• _TASK STATEMENT_: Render the following material again verbatim, leaving nothing out.

● ● ● ● ●

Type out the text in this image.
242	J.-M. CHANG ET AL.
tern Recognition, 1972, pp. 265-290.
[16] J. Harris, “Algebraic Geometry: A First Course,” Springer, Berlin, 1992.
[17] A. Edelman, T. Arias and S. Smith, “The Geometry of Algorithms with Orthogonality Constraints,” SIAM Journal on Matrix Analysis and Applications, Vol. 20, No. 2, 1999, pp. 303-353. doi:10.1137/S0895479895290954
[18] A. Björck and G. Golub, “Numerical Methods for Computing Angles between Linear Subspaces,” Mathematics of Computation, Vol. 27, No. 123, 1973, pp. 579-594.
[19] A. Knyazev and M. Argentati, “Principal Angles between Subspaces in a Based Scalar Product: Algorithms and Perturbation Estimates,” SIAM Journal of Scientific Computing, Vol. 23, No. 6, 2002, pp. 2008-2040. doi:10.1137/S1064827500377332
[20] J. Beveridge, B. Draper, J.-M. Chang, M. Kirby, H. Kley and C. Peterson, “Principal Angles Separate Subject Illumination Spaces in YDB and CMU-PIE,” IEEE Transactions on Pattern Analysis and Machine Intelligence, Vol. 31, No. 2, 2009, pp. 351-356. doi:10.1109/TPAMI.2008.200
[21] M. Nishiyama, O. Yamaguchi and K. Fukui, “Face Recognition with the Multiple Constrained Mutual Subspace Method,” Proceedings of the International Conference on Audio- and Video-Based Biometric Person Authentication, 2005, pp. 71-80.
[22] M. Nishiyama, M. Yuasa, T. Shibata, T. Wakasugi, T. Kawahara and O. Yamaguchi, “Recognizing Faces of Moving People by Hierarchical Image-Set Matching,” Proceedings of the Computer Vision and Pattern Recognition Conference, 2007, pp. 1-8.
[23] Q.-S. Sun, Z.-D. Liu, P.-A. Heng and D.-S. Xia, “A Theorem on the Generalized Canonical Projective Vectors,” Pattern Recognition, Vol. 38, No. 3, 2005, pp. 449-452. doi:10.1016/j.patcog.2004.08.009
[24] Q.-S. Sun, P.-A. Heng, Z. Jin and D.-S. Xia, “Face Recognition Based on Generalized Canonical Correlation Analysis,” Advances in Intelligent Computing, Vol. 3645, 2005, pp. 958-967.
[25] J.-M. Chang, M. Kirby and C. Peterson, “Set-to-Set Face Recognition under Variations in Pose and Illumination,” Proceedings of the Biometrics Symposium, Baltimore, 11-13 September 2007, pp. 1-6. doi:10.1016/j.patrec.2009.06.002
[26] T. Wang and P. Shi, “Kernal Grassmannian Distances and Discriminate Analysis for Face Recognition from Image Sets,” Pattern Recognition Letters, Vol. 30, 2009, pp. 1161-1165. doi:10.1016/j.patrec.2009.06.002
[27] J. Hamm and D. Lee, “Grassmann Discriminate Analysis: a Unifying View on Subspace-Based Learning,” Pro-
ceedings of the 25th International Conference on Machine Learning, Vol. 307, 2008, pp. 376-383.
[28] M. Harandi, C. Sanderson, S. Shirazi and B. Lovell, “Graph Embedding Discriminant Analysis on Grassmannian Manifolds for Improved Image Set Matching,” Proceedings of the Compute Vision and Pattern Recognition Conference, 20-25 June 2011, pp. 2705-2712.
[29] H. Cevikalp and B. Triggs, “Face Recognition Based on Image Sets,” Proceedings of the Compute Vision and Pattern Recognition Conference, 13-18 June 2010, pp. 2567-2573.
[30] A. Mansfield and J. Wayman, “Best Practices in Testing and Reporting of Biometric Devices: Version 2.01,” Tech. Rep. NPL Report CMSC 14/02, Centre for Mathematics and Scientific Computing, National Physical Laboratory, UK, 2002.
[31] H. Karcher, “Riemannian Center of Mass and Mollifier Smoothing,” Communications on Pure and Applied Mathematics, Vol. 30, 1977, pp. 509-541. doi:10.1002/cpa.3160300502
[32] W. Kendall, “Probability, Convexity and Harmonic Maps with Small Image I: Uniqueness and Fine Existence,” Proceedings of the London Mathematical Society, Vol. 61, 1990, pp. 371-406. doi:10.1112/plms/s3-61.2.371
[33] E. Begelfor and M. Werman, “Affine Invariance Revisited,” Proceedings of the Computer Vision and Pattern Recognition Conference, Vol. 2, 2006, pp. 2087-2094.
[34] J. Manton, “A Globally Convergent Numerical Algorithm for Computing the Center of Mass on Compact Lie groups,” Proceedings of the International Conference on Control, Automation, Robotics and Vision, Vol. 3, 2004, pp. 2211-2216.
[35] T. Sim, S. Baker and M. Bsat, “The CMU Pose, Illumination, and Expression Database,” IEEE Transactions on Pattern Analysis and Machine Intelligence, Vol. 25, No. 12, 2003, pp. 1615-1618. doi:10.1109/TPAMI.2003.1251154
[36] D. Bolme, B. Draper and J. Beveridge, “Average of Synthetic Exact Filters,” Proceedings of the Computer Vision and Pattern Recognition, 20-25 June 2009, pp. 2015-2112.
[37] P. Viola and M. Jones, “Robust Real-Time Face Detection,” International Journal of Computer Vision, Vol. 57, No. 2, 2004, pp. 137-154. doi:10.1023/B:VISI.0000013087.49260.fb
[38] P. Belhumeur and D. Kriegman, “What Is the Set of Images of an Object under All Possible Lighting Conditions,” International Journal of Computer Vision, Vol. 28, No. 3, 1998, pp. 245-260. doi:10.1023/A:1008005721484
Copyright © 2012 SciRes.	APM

● ● ● ● ●

• _OUTPUT OF THE EXERCISE_:
Type out the text in this image.
242	J.-M. CHANG ET AL.
tern Recognition, 1972, pp. 265-290.
[16] J. Harris, “Algebraic Geometry: A First Course,” Springer, Berlin, 1992.
[17] A. Edelman, T. Arias and S. Smith, “The Geometry of Algorithms with Orthogonality Constraints,” SIAM Journal on Matrix Analysis and Applications, Vol. 20, No. 2, 1999, pp. 303-353. doi:10.1137/S0895479895290954
[18] A. Björck and G. Golub, “Numerical Methods for Computing Angles between Linear Subspaces,” Mathematics of Computation, Vol. 27, No. 123, 1973, pp. 579-594.
[19] A. Knyazev and M. Argentati, “Principal Angles between Subspaces in a Based Scalar Product: Algorithms and Perturbation Estimates,” SIAM Journal of Scientific Computing, Vol. 23, No. 6, 2002, pp. 2008-2040. doi:10.1137/S1064827500377332
[20] J. Beveridge, B. Draper, J.-M. Chang, M. Kirby, H. Kley and C. Peterson, “Principal Angles Separate Subject Illumination Spaces in YDB and CMU-PIE,” IEEE Transactions on Pattern Analysis and Machine Intelligence, Vol. 31, No. 2, 2009, pp. 351-356. doi:10.1109/TPAMI.2008.200
[21] M. Nishiyama, O. Yamaguchi and K. Fukui, “Face Recognition with the Multiple Constrained Mutual Subspace Method,” Proceedings of the International Conference on Audio- and Video-Based Biometric Person Authentication, 2005, pp. 71-80.
[22] M. Nishiyama, M. Yuasa, T. Shibata, T. Wakasugi, T. Kawahara and O. Yamaguchi, “Recognizing Faces of Moving People by Hierarchical Image-Set Matching,” Proceedings of the Computer Vision and Pattern Recognition Conference, 2007, pp. 1-8.
[23] Q.-S. Sun, Z.-D. Liu, P.-A. Heng and D.-S. Xia, “A Theorem on the Generalized Canonical Projective Vectors,” Pattern Recognition, Vol. 38, No. 3, 2005, pp. 449-452. doi:10.1016/j.patcog.2004.08.009
[24] Q.-S. Sun, P.-A. Heng, Z. Jin and D.-S. Xia, “Face Recognition Based on Generalized Canonical Correlation Analysis,” Advances in Intelligent Computing, Vol. 3645, 2005, pp. 958-967.
[25] J.-M. Chang, M. Kirby and C. Peterson, “Set-to-Set Face Recognition under Variations in Pose and Illumination,” Proceedings of the Biometrics Symposium, Baltimore, 11-13 September 2007, pp. 1-6. doi:10.1016/j.patrec.2009.06.002
[26] T. Wang and P. Shi, “Kernal Grassmannian Distances and Discriminate Analysis for Face Recognition from Image Sets,” Pattern Recognition Letters, Vol. 30, 2009, pp. 1161-1165. doi:10.1016/j.patrec.2009.06.002
[27] J. Hamm and D. Lee, “Grassmann Discriminate Analysis: a Unifying View on Subspace-Based Learning,” Pro-
ceedings of the 25th International Conference on Machine Learning, Vol. 307, 2008, pp. 376-383.
[28] M. Harandi, C. Sanderson, S. Shirazi and B. Lovell, “Graph Embedding Discriminant Analysis on Grassmannian Manifolds for Improved Image Set Matching,” Proceedings of the Compute Vision and Pattern Recognition Conference, 20-25 June 2011, pp. 2705-2712.
[29] H. Cevikalp and B. Triggs, “Face Recognition Based on Image Sets,” Proceedings of the Compute Vision and Pattern Recognition Conference, 13-18 June 2010, pp. 2567-2573.
[30] A. Mansfield and J. Wayman, “Best Practices in Testing and Reporting of Biometric Devices: Version 2.01,” Tech. Rep. NPL Report CMSC 14/02, Centre for Mathematics and Scientific Computing, National Physical Laboratory, UK, 2002.
[31] H. Karcher, “Riemannian Center of Mass and Mollifier Smoothing,” Communications on Pure and Applied Mathematics, Vol. 30, 1977, pp. 509-541. doi:10.1002/cpa.3160300502
[32] W. Kendall, “Probability, Convexity and Harmonic Maps with Small Image I: Uniqueness and Fine Existence,” Proceedings of the London Mathematical Society, Vol. 61, 1990, pp. 371-406. doi:10.1112/plms/s3-61.2.371
[33] E. Begelfor and M. Werman, “Affine Invariance Revisited,” Proceedings of the Computer Vision and Pattern Recognition Conference, Vol. 2, 2006, pp. 2087-2094.
[34] J. Manton, “A Globally Convergent Numerical Algorithm for Computing the Center of Mass on Compact Lie groups,” Proceedings of the International Conference on Control, Automation, Robotics and Vision, Vol. 3, 2004, pp. 2211-2216.
[35] T. Sim, S. Baker and M. Bsat, “The CMU Pose, Illumination, and Expression Database,” IEEE Transactions on Pattern Analysis and Machine Intelligence, Vol. 25, No. 12, 2003, pp. 1615-1618. doi:10.1109/TPAMI.2003.1251154
[36] D. Bolme, B. Draper and J. Beveridge, “Average of Synthetic Exact Filters,” Proceedings of the Computer Vision and Pattern Recognition, 20-25 June 2009, pp. 2015-2112.
[37] P. Viola and M. Jones, “Robust Real-Time Face Detection,” International Journal of Computer Vision, Vol. 57, No. 2, 2004, pp. 137-154. doi:10.1023/B:VISI.0000013087.49260.fb
[38] P. Belhumeur and D. Kriegman, “What Is the Set of Images of an Object under All Possible Lighting Conditions,” International Journal of Computer Vision, Vol. 28, No. 3, 1998, pp. 245-260. doi:10.1023/A:1008005721484
Copyright © 2012 SciRes.	APM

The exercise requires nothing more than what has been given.